MATERIAL FOR THIS EXERCISE:
= = = = =
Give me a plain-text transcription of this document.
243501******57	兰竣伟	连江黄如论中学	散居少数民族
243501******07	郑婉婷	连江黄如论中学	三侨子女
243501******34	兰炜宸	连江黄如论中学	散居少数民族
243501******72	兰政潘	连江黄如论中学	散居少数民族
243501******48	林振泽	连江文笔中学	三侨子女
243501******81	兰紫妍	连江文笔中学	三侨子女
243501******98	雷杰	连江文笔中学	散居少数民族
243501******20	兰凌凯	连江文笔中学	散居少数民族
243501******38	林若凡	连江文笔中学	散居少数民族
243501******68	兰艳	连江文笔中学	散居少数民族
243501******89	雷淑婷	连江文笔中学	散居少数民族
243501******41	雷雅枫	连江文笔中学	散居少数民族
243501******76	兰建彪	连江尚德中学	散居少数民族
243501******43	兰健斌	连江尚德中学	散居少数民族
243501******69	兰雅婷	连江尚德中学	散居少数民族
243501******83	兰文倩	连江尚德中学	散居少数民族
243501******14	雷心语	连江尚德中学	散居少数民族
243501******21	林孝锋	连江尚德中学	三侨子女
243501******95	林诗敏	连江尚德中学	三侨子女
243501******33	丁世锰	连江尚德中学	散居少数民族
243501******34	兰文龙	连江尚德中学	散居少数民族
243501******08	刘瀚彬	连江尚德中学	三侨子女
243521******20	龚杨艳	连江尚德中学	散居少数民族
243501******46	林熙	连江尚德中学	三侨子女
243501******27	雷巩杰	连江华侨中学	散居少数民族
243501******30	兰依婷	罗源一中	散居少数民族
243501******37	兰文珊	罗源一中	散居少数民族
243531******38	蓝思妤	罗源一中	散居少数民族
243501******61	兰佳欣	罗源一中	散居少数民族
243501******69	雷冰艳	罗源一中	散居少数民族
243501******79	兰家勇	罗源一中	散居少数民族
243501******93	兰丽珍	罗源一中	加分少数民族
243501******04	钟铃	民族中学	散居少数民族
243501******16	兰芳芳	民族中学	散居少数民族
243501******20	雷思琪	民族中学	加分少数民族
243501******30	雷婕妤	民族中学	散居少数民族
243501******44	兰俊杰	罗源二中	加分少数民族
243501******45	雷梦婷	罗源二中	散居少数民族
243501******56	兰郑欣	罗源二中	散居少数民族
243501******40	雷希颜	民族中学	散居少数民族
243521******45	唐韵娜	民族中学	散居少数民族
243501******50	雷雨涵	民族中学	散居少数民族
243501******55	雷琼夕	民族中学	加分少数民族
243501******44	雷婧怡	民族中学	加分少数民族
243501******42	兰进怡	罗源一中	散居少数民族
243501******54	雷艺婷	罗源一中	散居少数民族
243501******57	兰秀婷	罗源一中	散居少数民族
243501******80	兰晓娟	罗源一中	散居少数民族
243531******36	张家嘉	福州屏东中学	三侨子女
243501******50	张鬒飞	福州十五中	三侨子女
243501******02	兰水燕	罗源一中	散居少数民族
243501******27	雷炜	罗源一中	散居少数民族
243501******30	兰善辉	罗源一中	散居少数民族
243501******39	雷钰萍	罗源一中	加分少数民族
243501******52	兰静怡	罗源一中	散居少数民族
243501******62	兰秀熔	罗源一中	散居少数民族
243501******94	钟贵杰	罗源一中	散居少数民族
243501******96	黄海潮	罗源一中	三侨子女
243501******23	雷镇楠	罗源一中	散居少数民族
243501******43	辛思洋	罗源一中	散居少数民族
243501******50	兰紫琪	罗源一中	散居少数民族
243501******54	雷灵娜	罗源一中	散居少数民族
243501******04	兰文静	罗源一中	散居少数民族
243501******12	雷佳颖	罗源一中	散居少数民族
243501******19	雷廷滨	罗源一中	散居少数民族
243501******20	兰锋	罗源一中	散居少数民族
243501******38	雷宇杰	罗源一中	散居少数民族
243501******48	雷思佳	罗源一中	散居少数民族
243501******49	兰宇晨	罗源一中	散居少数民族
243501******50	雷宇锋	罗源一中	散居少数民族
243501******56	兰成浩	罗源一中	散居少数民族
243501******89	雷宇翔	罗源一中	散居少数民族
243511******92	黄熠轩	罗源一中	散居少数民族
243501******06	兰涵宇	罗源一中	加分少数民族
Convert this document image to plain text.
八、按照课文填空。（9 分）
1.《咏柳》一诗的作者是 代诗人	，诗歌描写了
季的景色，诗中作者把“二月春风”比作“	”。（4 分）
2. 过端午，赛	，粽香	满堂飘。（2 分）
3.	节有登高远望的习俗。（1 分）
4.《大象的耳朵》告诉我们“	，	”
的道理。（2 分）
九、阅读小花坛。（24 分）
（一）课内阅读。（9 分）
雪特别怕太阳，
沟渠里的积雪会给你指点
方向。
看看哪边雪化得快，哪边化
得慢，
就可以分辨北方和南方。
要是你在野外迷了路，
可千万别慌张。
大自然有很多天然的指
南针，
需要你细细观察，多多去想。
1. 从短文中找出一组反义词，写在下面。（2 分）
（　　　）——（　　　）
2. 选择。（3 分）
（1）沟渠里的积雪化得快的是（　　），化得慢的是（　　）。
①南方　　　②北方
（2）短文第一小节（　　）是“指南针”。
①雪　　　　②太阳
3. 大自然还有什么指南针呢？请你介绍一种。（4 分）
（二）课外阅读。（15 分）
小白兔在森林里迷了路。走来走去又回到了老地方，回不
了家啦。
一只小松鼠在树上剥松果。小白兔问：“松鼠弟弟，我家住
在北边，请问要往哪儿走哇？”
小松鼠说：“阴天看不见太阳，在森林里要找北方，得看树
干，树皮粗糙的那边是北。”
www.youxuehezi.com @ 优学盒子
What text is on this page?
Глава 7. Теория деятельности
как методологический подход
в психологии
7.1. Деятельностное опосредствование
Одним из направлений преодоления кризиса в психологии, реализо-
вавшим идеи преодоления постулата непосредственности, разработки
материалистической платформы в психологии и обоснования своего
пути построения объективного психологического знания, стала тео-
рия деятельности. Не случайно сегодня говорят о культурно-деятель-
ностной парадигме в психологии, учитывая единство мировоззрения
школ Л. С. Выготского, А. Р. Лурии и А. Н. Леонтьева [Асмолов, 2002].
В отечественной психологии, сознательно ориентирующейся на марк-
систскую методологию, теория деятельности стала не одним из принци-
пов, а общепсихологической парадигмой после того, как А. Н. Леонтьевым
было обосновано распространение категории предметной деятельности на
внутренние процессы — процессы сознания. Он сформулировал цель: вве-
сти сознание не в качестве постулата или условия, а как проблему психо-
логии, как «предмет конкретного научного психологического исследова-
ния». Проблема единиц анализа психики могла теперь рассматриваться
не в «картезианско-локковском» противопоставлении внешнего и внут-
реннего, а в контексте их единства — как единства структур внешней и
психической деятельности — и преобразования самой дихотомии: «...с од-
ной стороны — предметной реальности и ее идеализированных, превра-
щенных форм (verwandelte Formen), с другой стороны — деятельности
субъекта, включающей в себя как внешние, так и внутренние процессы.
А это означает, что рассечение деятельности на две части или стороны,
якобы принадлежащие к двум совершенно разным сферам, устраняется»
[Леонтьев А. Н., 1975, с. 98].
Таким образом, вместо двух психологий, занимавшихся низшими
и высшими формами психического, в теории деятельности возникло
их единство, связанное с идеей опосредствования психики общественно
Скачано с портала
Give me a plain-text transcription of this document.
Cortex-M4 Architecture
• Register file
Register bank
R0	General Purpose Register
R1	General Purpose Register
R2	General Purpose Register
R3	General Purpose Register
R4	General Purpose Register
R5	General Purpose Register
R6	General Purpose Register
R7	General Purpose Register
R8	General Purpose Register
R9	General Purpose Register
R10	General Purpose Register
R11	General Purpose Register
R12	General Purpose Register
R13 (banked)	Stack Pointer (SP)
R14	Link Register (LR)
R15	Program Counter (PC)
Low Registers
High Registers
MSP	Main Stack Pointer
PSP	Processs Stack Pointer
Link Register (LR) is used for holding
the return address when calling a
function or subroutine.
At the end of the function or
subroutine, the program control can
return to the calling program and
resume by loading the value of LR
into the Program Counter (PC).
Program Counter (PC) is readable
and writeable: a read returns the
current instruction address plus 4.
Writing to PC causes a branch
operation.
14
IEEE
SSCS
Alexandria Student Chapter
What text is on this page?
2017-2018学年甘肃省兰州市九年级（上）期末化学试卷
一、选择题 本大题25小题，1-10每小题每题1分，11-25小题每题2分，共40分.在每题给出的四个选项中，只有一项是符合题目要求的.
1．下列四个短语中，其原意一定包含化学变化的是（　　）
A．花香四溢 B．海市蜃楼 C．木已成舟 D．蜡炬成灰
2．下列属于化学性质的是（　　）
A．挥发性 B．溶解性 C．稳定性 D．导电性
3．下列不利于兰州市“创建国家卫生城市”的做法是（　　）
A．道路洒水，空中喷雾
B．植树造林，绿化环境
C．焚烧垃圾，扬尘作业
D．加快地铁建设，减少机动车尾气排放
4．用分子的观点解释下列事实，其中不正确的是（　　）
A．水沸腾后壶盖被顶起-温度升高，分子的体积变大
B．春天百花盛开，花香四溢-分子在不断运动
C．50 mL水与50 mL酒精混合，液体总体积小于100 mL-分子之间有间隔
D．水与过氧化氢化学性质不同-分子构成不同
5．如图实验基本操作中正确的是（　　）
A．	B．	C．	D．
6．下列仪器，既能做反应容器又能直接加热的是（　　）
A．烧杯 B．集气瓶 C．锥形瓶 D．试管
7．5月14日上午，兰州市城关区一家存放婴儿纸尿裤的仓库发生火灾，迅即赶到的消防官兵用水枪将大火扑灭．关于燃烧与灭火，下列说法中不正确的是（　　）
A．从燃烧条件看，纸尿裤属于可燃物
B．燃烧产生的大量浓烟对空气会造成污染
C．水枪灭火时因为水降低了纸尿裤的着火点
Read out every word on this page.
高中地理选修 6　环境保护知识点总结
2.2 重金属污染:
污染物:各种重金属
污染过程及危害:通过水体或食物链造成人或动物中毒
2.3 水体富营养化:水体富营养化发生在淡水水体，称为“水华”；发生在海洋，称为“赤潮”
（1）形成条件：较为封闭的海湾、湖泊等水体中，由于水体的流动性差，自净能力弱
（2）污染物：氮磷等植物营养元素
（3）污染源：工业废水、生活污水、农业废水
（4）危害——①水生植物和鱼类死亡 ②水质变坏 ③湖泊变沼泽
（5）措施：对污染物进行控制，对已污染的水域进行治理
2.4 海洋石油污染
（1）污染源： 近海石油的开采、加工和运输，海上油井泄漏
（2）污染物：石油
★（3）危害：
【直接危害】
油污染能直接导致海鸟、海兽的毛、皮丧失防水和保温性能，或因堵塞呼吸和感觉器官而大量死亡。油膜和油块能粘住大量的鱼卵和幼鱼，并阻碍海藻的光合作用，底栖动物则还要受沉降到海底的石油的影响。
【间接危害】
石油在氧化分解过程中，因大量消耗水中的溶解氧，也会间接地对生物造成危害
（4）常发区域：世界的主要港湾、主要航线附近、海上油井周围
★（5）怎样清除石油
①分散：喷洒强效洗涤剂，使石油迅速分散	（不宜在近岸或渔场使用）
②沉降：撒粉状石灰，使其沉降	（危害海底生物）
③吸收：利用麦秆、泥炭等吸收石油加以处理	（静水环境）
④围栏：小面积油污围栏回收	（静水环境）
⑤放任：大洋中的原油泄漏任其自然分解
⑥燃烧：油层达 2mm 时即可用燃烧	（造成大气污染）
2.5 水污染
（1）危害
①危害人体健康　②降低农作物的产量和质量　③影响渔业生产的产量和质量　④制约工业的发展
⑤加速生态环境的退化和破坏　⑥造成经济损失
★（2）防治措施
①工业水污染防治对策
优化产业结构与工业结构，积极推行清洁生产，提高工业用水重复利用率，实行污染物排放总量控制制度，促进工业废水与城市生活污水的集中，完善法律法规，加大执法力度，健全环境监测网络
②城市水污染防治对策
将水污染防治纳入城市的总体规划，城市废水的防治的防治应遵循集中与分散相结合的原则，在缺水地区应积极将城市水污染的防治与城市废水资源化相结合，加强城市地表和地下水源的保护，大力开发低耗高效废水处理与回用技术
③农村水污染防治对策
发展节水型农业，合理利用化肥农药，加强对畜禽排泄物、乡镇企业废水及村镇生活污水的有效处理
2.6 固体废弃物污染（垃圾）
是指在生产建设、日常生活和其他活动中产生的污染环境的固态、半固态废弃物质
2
= = = = =
WHAT THE EXERCISE ASKS: Pick out the lines above containing the word "calling", then copy them.

EXERCISE RESULT:
the return address when calling a
return to the calling program and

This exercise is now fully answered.